[Stored data entries]
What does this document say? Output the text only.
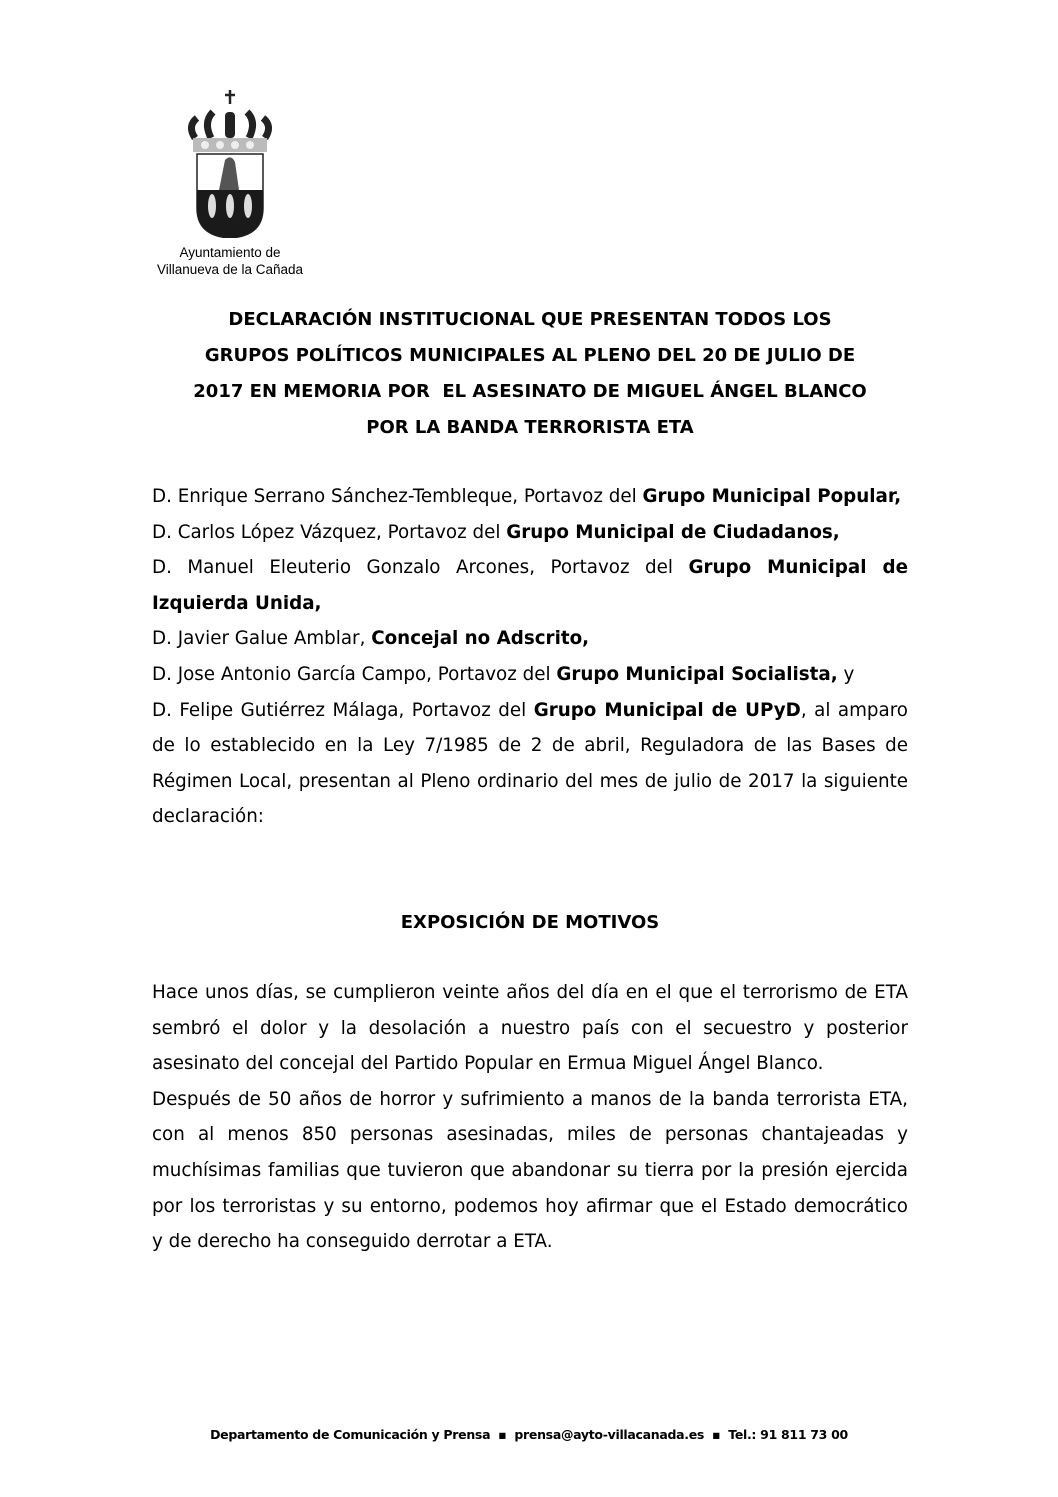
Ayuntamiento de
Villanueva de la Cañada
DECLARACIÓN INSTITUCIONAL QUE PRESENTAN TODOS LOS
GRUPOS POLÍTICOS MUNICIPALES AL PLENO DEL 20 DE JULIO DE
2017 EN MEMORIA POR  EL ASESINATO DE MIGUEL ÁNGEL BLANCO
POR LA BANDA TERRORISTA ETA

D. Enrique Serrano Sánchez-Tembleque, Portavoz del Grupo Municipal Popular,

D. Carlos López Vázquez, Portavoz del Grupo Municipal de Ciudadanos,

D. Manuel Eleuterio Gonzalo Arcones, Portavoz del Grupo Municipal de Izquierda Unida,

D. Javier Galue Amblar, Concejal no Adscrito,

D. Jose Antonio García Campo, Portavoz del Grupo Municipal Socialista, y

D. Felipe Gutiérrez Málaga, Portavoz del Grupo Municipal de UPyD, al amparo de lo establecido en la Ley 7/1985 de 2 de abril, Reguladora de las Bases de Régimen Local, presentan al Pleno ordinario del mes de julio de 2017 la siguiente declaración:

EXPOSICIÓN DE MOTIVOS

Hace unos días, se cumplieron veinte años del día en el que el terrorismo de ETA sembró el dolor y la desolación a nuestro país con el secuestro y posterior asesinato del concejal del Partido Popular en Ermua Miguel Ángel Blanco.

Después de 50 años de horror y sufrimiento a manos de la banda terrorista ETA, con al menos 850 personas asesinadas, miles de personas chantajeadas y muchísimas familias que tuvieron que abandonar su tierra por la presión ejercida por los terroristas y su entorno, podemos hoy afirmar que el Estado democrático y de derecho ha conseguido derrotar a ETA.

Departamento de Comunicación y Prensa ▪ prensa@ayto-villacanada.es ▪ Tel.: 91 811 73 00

---

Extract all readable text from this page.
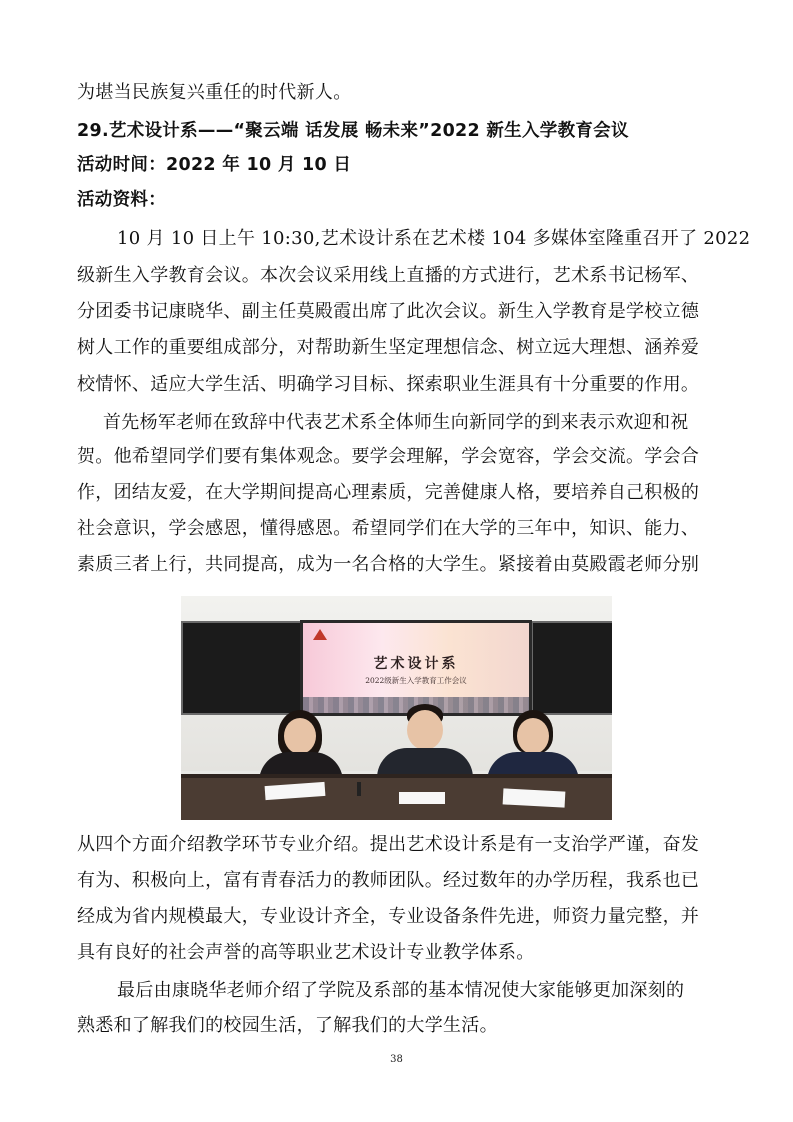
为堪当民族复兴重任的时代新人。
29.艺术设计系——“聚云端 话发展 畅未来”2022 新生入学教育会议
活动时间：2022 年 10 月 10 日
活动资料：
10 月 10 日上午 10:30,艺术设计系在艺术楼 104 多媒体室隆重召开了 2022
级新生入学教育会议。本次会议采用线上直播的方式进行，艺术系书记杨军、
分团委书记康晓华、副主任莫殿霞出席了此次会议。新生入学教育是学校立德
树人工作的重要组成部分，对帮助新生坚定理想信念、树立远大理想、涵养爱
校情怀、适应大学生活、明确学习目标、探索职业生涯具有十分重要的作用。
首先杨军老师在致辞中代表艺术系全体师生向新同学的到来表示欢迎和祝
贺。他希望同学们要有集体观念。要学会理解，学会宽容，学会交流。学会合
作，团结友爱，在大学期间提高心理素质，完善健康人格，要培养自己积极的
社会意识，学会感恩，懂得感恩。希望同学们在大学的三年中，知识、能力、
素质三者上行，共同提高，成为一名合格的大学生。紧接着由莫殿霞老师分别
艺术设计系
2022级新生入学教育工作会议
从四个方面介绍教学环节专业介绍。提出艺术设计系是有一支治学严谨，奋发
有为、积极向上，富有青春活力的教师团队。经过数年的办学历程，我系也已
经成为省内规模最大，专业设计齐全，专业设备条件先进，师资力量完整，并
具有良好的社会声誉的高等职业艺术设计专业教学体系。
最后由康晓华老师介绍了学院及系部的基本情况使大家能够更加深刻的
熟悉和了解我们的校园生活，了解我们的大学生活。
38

Requirements: From the data above, copy each line that holds "text".

Right answer:
What does this document say? Output the text only.
Extract all readable text from this page.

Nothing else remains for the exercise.